▶ **DO THIS**
Please convert each line of the items below into a JSON list of strings, one string per line, leaving out any blank lines.

Listings of regions and labels

## Start

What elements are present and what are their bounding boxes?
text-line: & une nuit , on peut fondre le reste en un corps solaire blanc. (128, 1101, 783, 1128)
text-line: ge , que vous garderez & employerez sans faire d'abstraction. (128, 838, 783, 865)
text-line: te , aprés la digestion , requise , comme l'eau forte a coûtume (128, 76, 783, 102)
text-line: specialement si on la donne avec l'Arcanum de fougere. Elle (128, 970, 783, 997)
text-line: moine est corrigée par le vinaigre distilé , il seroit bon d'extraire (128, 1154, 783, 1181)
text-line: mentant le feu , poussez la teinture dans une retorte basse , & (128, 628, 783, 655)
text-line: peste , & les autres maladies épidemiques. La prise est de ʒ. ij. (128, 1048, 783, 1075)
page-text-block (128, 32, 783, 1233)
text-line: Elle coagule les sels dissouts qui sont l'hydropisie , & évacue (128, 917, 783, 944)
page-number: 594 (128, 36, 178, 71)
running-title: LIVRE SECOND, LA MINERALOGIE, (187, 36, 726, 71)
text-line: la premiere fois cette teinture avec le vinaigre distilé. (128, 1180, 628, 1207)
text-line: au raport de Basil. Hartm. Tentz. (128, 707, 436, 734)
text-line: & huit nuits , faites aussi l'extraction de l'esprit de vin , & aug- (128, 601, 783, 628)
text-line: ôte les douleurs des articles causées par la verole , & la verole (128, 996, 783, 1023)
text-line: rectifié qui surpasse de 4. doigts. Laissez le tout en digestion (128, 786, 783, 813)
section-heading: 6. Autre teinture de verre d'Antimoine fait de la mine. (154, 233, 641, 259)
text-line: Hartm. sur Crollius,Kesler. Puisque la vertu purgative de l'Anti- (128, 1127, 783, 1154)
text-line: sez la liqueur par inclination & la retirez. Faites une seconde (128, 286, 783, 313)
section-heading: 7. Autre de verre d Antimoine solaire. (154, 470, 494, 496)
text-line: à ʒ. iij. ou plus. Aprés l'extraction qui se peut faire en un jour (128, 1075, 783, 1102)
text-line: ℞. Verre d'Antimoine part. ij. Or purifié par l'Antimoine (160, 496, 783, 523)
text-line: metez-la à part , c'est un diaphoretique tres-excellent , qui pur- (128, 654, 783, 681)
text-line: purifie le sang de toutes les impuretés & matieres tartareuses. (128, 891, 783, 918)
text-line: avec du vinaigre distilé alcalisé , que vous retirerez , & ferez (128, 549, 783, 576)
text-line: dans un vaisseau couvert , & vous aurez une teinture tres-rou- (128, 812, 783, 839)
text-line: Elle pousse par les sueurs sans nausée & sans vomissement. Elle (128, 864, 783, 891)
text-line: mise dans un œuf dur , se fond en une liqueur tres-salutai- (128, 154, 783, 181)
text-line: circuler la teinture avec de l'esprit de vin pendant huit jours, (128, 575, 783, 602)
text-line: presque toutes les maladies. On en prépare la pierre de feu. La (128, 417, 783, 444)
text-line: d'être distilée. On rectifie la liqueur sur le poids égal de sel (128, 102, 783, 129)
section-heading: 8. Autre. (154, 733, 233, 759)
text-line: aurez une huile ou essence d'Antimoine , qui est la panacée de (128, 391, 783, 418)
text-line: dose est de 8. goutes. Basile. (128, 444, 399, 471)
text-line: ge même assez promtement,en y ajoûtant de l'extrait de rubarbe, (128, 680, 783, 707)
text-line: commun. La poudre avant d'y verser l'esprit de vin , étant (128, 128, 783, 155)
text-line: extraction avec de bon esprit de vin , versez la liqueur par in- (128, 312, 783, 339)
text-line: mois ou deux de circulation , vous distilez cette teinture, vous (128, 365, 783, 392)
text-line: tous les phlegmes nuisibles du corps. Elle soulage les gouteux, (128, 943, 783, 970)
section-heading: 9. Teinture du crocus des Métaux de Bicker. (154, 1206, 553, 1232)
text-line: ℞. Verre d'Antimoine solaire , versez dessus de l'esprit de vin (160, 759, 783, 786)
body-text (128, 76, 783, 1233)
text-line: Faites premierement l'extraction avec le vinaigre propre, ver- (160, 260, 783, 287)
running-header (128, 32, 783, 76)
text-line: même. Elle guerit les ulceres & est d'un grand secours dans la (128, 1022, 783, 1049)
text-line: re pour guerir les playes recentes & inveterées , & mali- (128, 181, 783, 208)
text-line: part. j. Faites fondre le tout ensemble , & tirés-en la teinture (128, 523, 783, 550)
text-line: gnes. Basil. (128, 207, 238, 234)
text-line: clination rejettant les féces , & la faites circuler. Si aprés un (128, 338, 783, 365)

## End

▶ **REPLY TO THE TASK**
[
  "What elements are present and what are their bounding boxes?",
  "text-line: & une nuit , on peut fondre le reste en un corps solaire blanc. (128, 1101, 783, 1128)",
  "text-line: ge , que vous garderez & employerez sans faire d'abstraction. (128, 838, 783, 865)",
  "text-line: te , aprés la digestion , requise , comme l'eau forte a coûtume (128, 76, 783, 102)",
  "text-line: specialement si on la donne avec l'Arcanum de fougere. Elle (128, 970, 783, 997)",
  "text-line: moine est corrigée par le vinaigre distilé , il seroit bon d'extraire (128, 1154, 783, 1181)",
  "text-line: mentant le feu , poussez la teinture dans une retorte basse , & (128, 628, 783, 655)",
  "text-line: peste , & les autres maladies épidemiques. La prise est de ʒ. ij. (128, 1048, 783, 1075)",
  "page-text-block (128, 32, 783, 1233)",
  "text-line: Elle coagule les sels dissouts qui sont l'hydropisie , & évacue (128, 917, 783, 944)",
  "page-number: 594 (128, 36, 178, 71)",
  "running-title: LIVRE SECOND, LA MINERALOGIE, (187, 36, 726, 71)",
  "text-line: la premiere fois cette teinture avec le vinaigre distilé. (128, 1180, 628, 1207)",
  "text-line: au raport de Basil. Hartm. Tentz. (128, 707, 436, 734)",
  "text-line: & huit nuits , faites aussi l'extraction de l'esprit de vin , & aug- (128, 601, 783, 628)",
  "text-line: ôte les douleurs des articles causées par la verole , & la verole (128, 996, 783, 1023)",
  "text-line: rectifié qui surpasse de 4. doigts. Laissez le tout en digestion (128, 786, 783, 813)",
  "section-heading: 6. Autre teinture de verre d'Antimoine fait de la mine. (154, 233, 641, 259)",
  "text-line: Hartm. sur Crollius,Kesler. Puisque la vertu purgative de l'Anti- (128, 1127, 783, 1154)",
  "text-line: sez la liqueur par inclination & la retirez. Faites une seconde (128, 286, 783, 313)",
  "section-heading: 7. Autre de verre d Antimoine solaire. (154, 470, 494, 496)",
  "text-line: à ʒ. iij. ou plus. Aprés l'extraction qui se peut faire en un jour (128, 1075, 783, 1102)",
  "text-line: ℞. Verre d'Antimoine part. ij. Or purifié par l'Antimoine (160, 496, 783, 523)",
  "text-line: metez-la à part , c'est un diaphoretique tres-excellent , qui pur- (128, 654, 783, 681)",
  "text-line: purifie le sang de toutes les impuretés & matieres tartareuses. (128, 891, 783, 918)",
  "text-line: avec du vinaigre distilé alcalisé , que vous retirerez , & ferez (128, 549, 783, 576)",
  "text-line: dans un vaisseau couvert , & vous aurez une teinture tres-rou- (128, 812, 783, 839)",
  "text-line: Elle pousse par les sueurs sans nausée & sans vomissement. Elle (128, 864, 783, 891)",
  "text-line: mise dans un œuf dur , se fond en une liqueur tres-salutai- (128, 154, 783, 181)",
  "text-line: circuler la teinture avec de l'esprit de vin pendant huit jours, (128, 575, 783, 602)",
  "text-line: presque toutes les maladies. On en prépare la pierre de feu. La (128, 417, 783, 444)",
  "text-line: d'être distilée. On rectifie la liqueur sur le poids égal de sel (128, 102, 783, 129)",
  "section-heading: 8. Autre. (154, 733, 233, 759)",
  "text-line: aurez une huile ou essence d'Antimoine , qui est la panacée de (128, 391, 783, 418)",
  "text-line: dose est de 8. goutes. Basile. (128, 444, 399, 471)",
  "text-line: ge même assez promtement,en y ajoûtant de l'extrait de rubarbe, (128, 680, 783, 707)",
  "text-line: commun. La poudre avant d'y verser l'esprit de vin , étant (128, 128, 783, 155)",
  "text-line: extraction avec de bon esprit de vin , versez la liqueur par in- (128, 312, 783, 339)",
  "text-line: mois ou deux de circulation , vous distilez cette teinture, vous (128, 365, 783, 392)",
  "text-line: tous les phlegmes nuisibles du corps. Elle soulage les gouteux, (128, 943, 783, 970)",
  "section-heading: 9. Teinture du crocus des Métaux de Bicker. (154, 1206, 553, 1232)",
  "text-line: ℞. Verre d'Antimoine solaire , versez dessus de l'esprit de vin (160, 759, 783, 786)",
  "body-text (128, 76, 783, 1233)",
  "text-line: Faites premierement l'extraction avec le vinaigre propre, ver- (160, 260, 783, 287)",
  "running-header (128, 32, 783, 76)",
  "text-line: même. Elle guerit les ulceres & est d'un grand secours dans la (128, 1022, 783, 1049)",
  "text-line: re pour guerir les playes recentes & inveterées , & mali- (128, 181, 783, 208)",
  "text-line: part. j. Faites fondre le tout ensemble , & tirés-en la teinture (128, 523, 783, 550)",
  "text-line: gnes. Basil. (128, 207, 238, 234)",
  "text-line: clination rejettant les féces , & la faites circuler. Si aprés un (128, 338, 783, 365)"
]